• Exercise aim: Quote the whole listing exactly. Leave the pictures out of your copy.

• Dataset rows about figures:
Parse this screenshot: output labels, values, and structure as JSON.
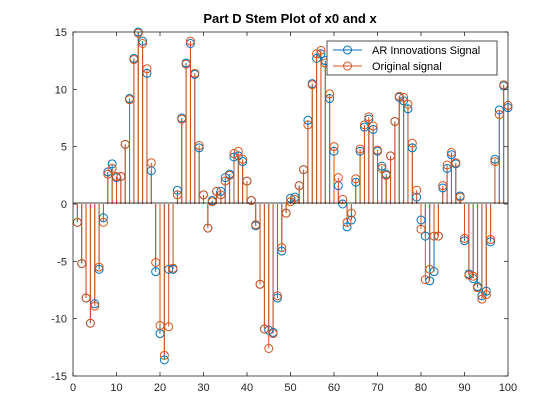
{
  "chart_data": {
    "type": "stem",
    "title": "Part D Stem Plot of x0 and x",
    "xlabel": "",
    "ylabel": "",
    "xlim": [
      0,
      100
    ],
    "ylim": [
      -15,
      15
    ],
    "xticks": [
      0,
      10,
      20,
      30,
      40,
      50,
      60,
      70,
      80,
      90,
      100
    ],
    "yticks": [
      -15,
      -10,
      -5,
      0,
      5,
      10,
      15
    ],
    "grid": false,
    "legend_position": "top-right",
    "x": [
      1,
      2,
      3,
      4,
      5,
      6,
      7,
      8,
      9,
      10,
      11,
      12,
      13,
      14,
      15,
      16,
      17,
      18,
      19,
      20,
      21,
      22,
      23,
      24,
      25,
      26,
      27,
      28,
      29,
      30,
      31,
      32,
      33,
      34,
      35,
      36,
      37,
      38,
      39,
      40,
      41,
      42,
      43,
      44,
      45,
      46,
      47,
      48,
      49,
      50,
      51,
      52,
      53,
      54,
      55,
      56,
      57,
      58,
      59,
      60,
      61,
      62,
      63,
      64,
      65,
      66,
      67,
      68,
      69,
      70,
      71,
      72,
      73,
      74,
      75,
      76,
      77,
      78,
      79,
      80,
      81,
      82,
      83,
      84,
      85,
      86,
      87,
      88,
      89,
      90,
      91,
      92,
      93,
      94,
      95,
      96,
      97,
      98,
      99,
      100
    ],
    "series": [
      {
        "name": "AR Innovations Signal",
        "color": "#0072BD",
        "values": [
          -1.6,
          -5.2,
          -8.2,
          -10.4,
          -8.7,
          -5.7,
          -1.2,
          2.8,
          3.5,
          2.3,
          2.4,
          5.2,
          9.2,
          12.7,
          15.0,
          14.2,
          11.4,
          2.9,
          -5.9,
          -11.3,
          -13.6,
          -5.7,
          -5.7,
          1.2,
          7.5,
          12.3,
          14.0,
          11.3,
          4.9,
          0.8,
          -2.1,
          0.3,
          1.1,
          1.1,
          2.3,
          2.6,
          4.1,
          4.2,
          3.7,
          2.0,
          0.3,
          -1.9,
          -7.0,
          -10.9,
          -11.0,
          -11.2,
          -8.2,
          -4.1,
          -0.8,
          0.5,
          0.6,
          1.6,
          3.0,
          7.3,
          10.5,
          12.7,
          13.1,
          12.5,
          9.2,
          4.6,
          1.6,
          0.0,
          -2.0,
          -1.4,
          1.9,
          4.6,
          6.7,
          7.4,
          6.5,
          4.6,
          3.3,
          2.6,
          4.2,
          7.2,
          9.3,
          9.0,
          8.3,
          4.9,
          0.6,
          -1.4,
          -2.8,
          -6.7,
          -5.9,
          -2.8,
          1.4,
          3.1,
          4.3,
          3.5,
          0.7,
          -3.2,
          -6.1,
          -6.5,
          -7.2,
          -8.0,
          -7.6,
          -3.3,
          3.9,
          8.2,
          10.3,
          8.4
        ]
      },
      {
        "name": "Original signal",
        "color": "#D95319",
        "values": [
          -1.6,
          -5.2,
          -8.2,
          -10.4,
          -8.9,
          -5.5,
          -1.6,
          2.6,
          3.1,
          2.4,
          2.4,
          5.2,
          9.1,
          12.6,
          14.9,
          14.0,
          11.8,
          3.6,
          -5.1,
          -10.6,
          -13.2,
          -10.7,
          -5.6,
          0.8,
          7.4,
          12.2,
          14.2,
          11.4,
          5.1,
          0.8,
          -2.1,
          0.2,
          1.1,
          0.8,
          2.0,
          2.5,
          4.4,
          4.6,
          3.9,
          2.0,
          0.3,
          -1.8,
          -7.0,
          -10.9,
          -12.6,
          -11.3,
          -8.0,
          -3.8,
          -0.8,
          0.2,
          0.4,
          1.6,
          3.0,
          6.9,
          10.4,
          13.1,
          13.4,
          12.3,
          9.6,
          5.0,
          2.3,
          0.4,
          -1.6,
          -0.8,
          2.2,
          4.8,
          6.9,
          7.6,
          6.8,
          4.7,
          3.1,
          2.5,
          4.2,
          7.2,
          9.4,
          9.3,
          8.7,
          5.3,
          1.2,
          -2.2,
          -6.6,
          -5.7,
          -2.8,
          -2.8,
          1.6,
          3.4,
          4.5,
          3.6,
          0.6,
          -3.0,
          -6.2,
          -6.3,
          -7.3,
          -8.3,
          -7.9,
          -3.1,
          3.7,
          7.8,
          10.4,
          8.6
        ]
      }
    ]
  }
}
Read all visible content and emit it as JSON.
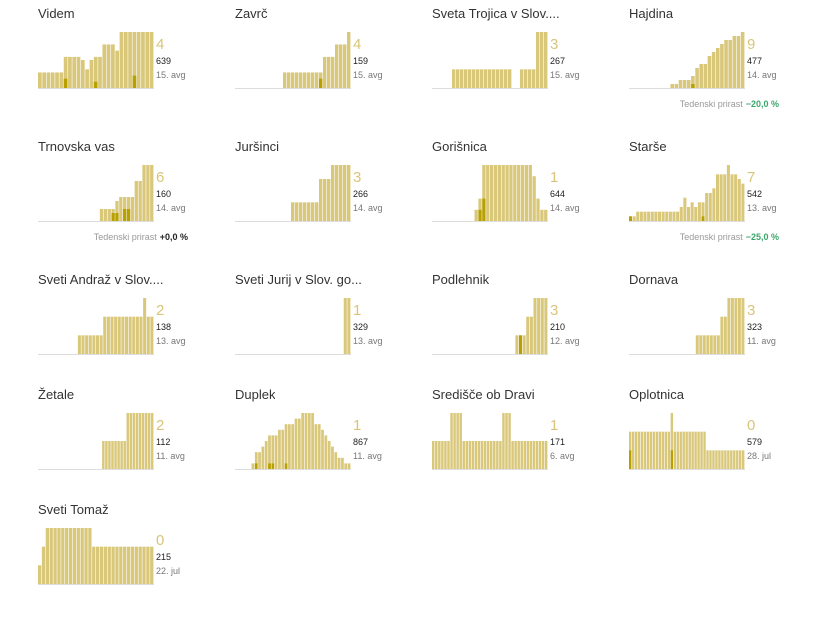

• Output for this task:
Parse this screenshot: output labels, values, and structure as JSON.
{
  "chart_data": {
    "type": "stem",
    "title": "Part D Stem Plot of x0 and x",
    "xlabel": "",
    "ylabel": "",
    "xlim": [
      0,
      100
    ],
    "ylim": [
      -15,
      15
    ],
    "xticks": [
      0,
      10,
      20,
      30,
      40,
      50,
      60,
      70,
      80,
      90,
      100
    ],
    "yticks": [
      -15,
      -10,
      -5,
      0,
      5,
      10,
      15
    ],
    "grid": false,
    "legend_position": "top-right",
    "x": [
      1,
      2,
      3,
      4,
      5,
      6,
      7,
      8,
      9,
      10,
      11,
      12,
      13,
      14,
      15,
      16,
      17,
      18,
      19,
      20,
      21,
      22,
      23,
      24,
      25,
      26,
      27,
      28,
      29,
      30,
      31,
      32,
      33,
      34,
      35,
      36,
      37,
      38,
      39,
      40,
      41,
      42,
      43,
      44,
      45,
      46,
      47,
      48,
      49,
      50,
      51,
      52,
      53,
      54,
      55,
      56,
      57,
      58,
      59,
      60,
      61,
      62,
      63,
      64,
      65,
      66,
      67,
      68,
      69,
      70,
      71,
      72,
      73,
      74,
      75,
      76,
      77,
      78,
      79,
      80,
      81,
      82,
      83,
      84,
      85,
      86,
      87,
      88,
      89,
      90,
      91,
      92,
      93,
      94,
      95,
      96,
      97,
      98,
      99,
      100
    ],
    "series": [
      {
        "name": "AR Innovations Signal",
        "color": "#0072BD",
        "values": [
          -1.6,
          -5.2,
          -8.2,
          -10.4,
          -8.7,
          -5.7,
          -1.2,
          2.8,
          3.5,
          2.3,
          2.4,
          5.2,
          9.2,
          12.7,
          15.0,
          14.2,
          11.4,
          2.9,
          -5.9,
          -11.3,
          -13.6,
          -5.7,
          -5.7,
          1.2,
          7.5,
          12.3,
          14.0,
          11.3,
          4.9,
          0.8,
          -2.1,
          0.3,
          1.1,
          1.1,
          2.3,
          2.6,
          4.1,
          4.2,
          3.7,
          2.0,
          0.3,
          -1.9,
          -7.0,
          -10.9,
          -11.0,
          -11.2,
          -8.2,
          -4.1,
          -0.8,
          0.5,
          0.6,
          1.6,
          3.0,
          7.3,
          10.5,
          12.7,
          13.1,
          12.5,
          9.2,
          4.6,
          1.6,
          0.0,
          -2.0,
          -1.4,
          1.9,
          4.6,
          6.7,
          7.4,
          6.5,
          4.6,
          3.3,
          2.6,
          4.2,
          7.2,
          9.3,
          9.0,
          8.3,
          4.9,
          0.6,
          -1.4,
          -2.8,
          -6.7,
          -5.9,
          -2.8,
          1.4,
          3.1,
          4.3,
          3.5,
          0.7,
          -3.2,
          -6.1,
          -6.5,
          -7.2,
          -8.0,
          -7.6,
          -3.3,
          3.9,
          8.2,
          10.3,
          8.4
        ]
      },
      {
        "name": "Original signal",
        "color": "#D95319",
        "values": [
          -1.6,
          -5.2,
          -8.2,
          -10.4,
          -8.9,
          -5.5,
          -1.6,
          2.6,
          3.1,
          2.4,
          2.4,
          5.2,
          9.1,
          12.6,
          14.9,
          14.0,
          11.8,
          3.6,
          -5.1,
          -10.6,
          -13.2,
          -10.7,
          -5.6,
          0.8,
          7.4,
          12.2,
          14.2,
          11.4,
          5.1,
          0.8,
          -2.1,
          0.2,
          1.1,
          0.8,
          2.0,
          2.5,
          4.4,
          4.6,
          3.9,
          2.0,
          0.3,
          -1.8,
          -7.0,
          -10.9,
          -12.6,
          -11.3,
          -8.0,
          -3.8,
          -0.8,
          0.2,
          0.4,
          1.6,
          3.0,
          6.9,
          10.4,
          13.1,
          13.4,
          12.3,
          9.6,
          5.0,
          2.3,
          0.4,
          -1.6,
          -0.8,
          2.2,
          4.8,
          6.9,
          7.6,
          6.8,
          4.7,
          3.1,
          2.5,
          4.2,
          7.2,
          9.4,
          9.3,
          8.7,
          5.3,
          1.2,
          -2.2,
          -6.6,
          -5.7,
          -2.8,
          -2.8,
          1.6,
          3.4,
          4.5,
          3.6,
          0.6,
          -3.0,
          -6.2,
          -6.3,
          -7.3,
          -8.3,
          -7.9,
          -3.1,
          3.7,
          7.8,
          10.4,
          8.6
        ]
      }
    ]
  }
}
Read all visible content and emit it as JSON.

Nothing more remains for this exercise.